The problem = Search the listing below for the string "style" and show each line that contains it.

##### Material supplied

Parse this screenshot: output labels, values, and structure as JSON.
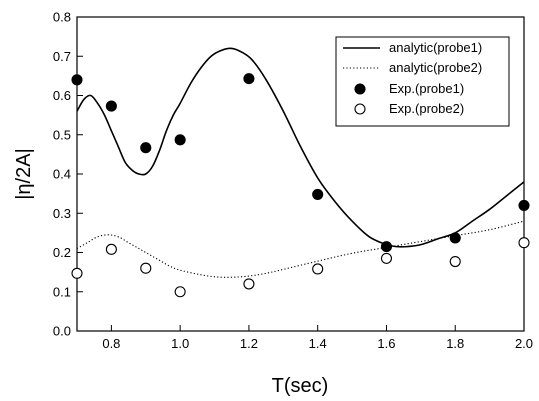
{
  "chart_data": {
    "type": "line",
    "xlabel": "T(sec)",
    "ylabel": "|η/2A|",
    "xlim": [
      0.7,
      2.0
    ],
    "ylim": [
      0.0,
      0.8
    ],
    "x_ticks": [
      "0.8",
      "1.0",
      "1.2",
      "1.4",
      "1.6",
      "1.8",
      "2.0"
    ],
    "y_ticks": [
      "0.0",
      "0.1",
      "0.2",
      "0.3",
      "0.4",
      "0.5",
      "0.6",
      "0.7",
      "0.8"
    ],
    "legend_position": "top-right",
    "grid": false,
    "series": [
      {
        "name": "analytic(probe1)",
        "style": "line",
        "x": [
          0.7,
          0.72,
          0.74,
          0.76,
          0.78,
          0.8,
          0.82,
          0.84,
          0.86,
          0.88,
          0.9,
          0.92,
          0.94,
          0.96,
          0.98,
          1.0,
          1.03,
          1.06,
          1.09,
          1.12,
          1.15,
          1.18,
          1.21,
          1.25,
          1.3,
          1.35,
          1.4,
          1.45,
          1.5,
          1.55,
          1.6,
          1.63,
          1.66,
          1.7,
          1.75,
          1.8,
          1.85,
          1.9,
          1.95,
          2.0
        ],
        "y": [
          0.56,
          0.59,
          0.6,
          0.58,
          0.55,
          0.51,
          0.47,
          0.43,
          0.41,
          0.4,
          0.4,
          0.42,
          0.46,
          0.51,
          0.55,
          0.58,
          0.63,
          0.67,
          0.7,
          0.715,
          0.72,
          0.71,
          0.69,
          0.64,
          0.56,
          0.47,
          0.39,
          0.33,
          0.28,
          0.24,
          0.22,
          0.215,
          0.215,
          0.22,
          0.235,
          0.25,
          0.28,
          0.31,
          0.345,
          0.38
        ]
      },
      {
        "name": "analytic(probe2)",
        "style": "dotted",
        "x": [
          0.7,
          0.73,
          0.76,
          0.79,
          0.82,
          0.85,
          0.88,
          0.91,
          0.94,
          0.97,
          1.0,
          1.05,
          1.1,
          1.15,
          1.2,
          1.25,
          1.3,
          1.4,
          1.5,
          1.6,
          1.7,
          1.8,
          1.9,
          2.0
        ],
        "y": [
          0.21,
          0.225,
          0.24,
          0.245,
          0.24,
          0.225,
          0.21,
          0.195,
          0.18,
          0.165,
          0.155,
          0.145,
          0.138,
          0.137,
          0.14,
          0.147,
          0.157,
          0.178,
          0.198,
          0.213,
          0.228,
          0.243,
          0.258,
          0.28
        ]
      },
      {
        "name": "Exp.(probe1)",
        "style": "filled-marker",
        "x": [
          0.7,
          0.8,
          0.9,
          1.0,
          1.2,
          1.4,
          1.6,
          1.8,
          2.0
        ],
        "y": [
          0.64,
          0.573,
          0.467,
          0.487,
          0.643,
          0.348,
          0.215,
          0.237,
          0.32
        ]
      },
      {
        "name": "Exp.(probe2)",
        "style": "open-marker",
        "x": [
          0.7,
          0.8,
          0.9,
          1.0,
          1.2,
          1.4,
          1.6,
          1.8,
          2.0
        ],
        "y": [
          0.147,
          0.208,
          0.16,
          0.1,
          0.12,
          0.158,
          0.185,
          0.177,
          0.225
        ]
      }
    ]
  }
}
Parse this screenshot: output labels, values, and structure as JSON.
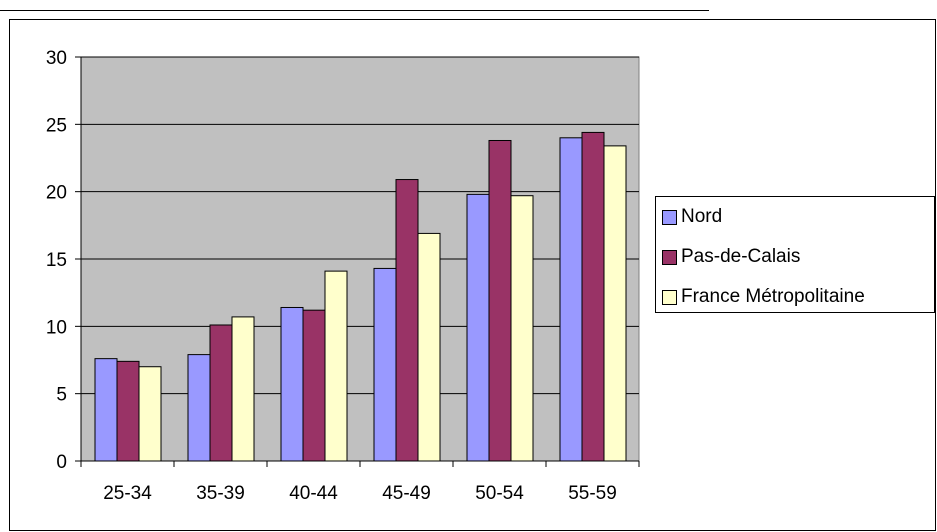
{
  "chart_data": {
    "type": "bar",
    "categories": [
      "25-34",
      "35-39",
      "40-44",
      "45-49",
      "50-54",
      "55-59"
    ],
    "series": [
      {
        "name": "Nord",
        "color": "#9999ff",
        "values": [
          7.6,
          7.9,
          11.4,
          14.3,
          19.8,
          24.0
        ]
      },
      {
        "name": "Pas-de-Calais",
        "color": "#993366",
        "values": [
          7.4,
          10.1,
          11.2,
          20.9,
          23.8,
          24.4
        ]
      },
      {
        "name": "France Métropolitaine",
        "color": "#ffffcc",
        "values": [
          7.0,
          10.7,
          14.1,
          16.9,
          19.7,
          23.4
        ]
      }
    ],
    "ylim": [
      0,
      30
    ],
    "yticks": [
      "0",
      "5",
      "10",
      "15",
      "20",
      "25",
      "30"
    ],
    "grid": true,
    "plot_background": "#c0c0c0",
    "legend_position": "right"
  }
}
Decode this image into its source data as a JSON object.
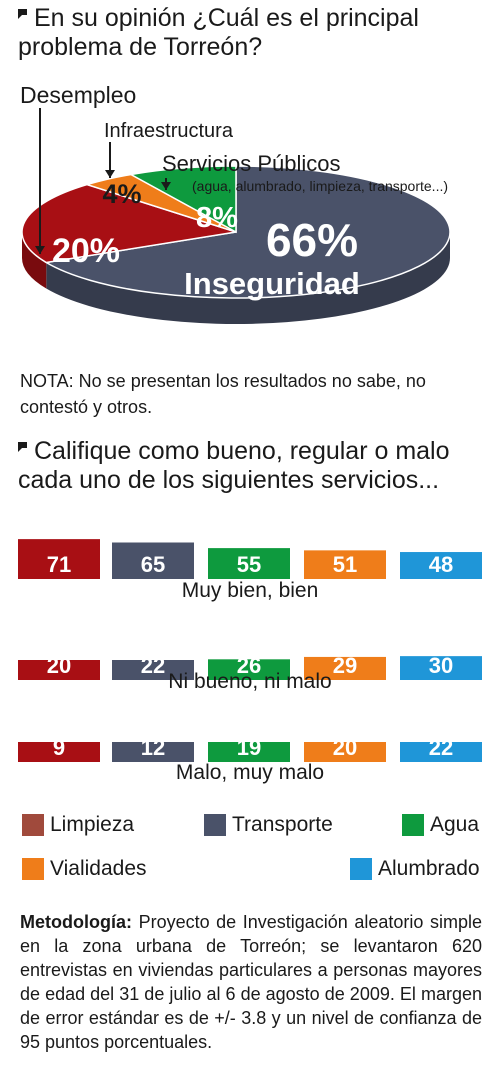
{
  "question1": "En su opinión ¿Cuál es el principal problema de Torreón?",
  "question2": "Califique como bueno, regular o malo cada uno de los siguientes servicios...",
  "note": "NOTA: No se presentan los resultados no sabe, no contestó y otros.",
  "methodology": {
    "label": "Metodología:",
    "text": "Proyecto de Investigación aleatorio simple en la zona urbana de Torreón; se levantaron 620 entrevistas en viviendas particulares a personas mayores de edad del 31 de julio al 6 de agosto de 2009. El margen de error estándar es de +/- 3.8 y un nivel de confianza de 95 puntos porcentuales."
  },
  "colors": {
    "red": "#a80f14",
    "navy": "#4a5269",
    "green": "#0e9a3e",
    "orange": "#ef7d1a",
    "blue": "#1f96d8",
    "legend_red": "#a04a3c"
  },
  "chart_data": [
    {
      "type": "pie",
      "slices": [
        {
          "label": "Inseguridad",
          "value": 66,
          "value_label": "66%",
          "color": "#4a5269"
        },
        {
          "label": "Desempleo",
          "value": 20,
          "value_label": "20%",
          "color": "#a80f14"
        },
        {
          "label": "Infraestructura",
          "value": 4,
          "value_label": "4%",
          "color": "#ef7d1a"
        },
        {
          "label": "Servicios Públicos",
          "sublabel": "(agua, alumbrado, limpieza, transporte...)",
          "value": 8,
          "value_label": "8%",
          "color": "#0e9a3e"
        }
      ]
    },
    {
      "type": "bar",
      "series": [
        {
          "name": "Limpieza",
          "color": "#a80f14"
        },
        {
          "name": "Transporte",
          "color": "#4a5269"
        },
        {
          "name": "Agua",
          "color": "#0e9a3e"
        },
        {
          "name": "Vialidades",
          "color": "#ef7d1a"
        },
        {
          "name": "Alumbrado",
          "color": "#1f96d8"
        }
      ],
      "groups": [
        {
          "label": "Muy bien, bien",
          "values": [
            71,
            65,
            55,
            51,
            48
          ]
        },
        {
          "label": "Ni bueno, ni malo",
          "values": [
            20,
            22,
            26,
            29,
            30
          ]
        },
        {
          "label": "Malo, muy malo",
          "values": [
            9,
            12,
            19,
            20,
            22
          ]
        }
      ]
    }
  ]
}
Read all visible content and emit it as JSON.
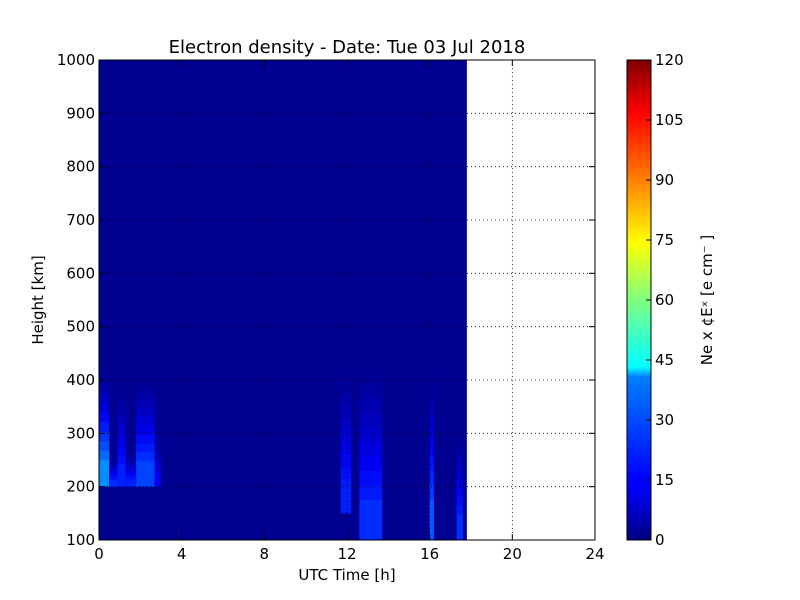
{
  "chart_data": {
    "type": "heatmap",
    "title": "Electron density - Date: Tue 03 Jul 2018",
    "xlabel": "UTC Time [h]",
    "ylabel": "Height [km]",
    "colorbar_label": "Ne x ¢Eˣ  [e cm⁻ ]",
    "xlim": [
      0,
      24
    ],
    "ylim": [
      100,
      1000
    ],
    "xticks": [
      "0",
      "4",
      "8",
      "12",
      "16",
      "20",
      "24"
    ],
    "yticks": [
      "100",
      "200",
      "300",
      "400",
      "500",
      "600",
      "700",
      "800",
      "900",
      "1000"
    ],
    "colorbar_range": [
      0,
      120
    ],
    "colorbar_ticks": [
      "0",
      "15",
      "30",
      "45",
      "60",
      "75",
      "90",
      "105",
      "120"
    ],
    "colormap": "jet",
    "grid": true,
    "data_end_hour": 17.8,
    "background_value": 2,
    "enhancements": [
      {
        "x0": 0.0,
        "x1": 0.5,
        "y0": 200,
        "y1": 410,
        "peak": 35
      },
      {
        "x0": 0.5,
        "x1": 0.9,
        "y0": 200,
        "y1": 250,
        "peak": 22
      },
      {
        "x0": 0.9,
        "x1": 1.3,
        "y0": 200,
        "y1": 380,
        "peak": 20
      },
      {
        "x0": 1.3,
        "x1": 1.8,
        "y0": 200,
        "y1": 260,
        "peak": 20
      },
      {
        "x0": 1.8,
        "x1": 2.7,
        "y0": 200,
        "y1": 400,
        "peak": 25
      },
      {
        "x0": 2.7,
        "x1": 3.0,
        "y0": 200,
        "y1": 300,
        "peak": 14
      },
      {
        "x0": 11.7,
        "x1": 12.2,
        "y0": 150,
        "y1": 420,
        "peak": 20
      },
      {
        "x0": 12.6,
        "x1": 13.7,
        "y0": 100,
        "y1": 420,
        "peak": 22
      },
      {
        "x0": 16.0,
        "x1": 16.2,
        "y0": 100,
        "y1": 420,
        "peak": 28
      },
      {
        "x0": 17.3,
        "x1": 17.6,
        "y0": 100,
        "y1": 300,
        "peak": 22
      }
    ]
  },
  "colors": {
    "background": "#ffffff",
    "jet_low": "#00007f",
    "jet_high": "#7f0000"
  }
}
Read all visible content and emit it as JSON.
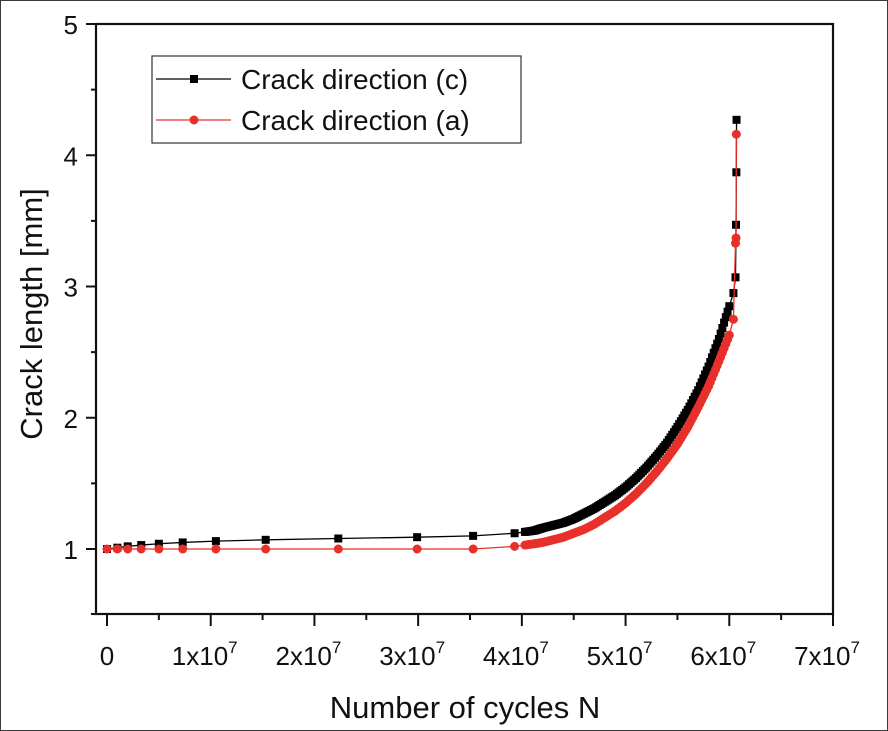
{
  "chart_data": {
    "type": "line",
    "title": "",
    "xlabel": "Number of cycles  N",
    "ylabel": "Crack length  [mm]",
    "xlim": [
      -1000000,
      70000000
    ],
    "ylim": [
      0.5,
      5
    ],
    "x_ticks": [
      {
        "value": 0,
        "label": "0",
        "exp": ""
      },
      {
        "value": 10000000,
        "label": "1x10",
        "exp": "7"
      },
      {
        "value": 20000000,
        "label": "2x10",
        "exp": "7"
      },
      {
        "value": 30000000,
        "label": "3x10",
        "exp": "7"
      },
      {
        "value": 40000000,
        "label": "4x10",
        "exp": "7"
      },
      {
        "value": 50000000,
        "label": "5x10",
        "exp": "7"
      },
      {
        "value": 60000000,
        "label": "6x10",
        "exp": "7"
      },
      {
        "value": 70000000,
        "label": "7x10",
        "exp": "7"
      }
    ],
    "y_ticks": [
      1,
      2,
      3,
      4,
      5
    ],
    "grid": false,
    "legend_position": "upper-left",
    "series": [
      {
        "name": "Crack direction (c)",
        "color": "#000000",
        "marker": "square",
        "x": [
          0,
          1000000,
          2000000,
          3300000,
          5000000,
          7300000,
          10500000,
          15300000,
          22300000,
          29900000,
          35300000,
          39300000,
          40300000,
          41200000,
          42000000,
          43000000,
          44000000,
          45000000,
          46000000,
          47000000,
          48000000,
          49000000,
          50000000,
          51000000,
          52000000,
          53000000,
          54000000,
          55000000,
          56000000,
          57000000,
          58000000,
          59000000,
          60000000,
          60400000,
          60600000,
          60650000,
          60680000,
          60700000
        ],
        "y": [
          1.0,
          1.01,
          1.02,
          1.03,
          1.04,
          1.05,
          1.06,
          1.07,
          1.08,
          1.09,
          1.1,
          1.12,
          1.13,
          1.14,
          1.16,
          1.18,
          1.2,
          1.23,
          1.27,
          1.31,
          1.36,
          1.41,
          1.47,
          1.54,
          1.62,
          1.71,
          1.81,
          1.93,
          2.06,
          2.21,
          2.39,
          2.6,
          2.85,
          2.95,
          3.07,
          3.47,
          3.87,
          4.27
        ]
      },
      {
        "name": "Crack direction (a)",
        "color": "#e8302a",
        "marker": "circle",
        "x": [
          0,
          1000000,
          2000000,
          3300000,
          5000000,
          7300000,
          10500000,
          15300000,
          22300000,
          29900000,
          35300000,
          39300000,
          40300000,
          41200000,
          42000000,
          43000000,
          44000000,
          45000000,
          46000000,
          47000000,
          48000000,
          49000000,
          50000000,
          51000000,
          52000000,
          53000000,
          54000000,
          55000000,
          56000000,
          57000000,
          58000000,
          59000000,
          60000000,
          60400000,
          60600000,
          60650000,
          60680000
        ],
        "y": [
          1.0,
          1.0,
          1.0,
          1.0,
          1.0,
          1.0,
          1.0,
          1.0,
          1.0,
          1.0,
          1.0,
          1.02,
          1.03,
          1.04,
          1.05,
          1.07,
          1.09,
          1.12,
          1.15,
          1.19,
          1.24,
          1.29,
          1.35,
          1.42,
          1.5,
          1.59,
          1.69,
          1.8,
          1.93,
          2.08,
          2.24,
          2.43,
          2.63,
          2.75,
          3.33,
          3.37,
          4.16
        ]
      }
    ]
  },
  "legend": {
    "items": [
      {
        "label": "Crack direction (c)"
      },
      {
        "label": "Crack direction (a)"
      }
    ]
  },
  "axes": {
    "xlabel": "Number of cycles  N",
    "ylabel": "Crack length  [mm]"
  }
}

##########

Full solution =
        "style": "line",
        "style": "dotted",
        "style": "filled-marker",
        "style": "open-marker",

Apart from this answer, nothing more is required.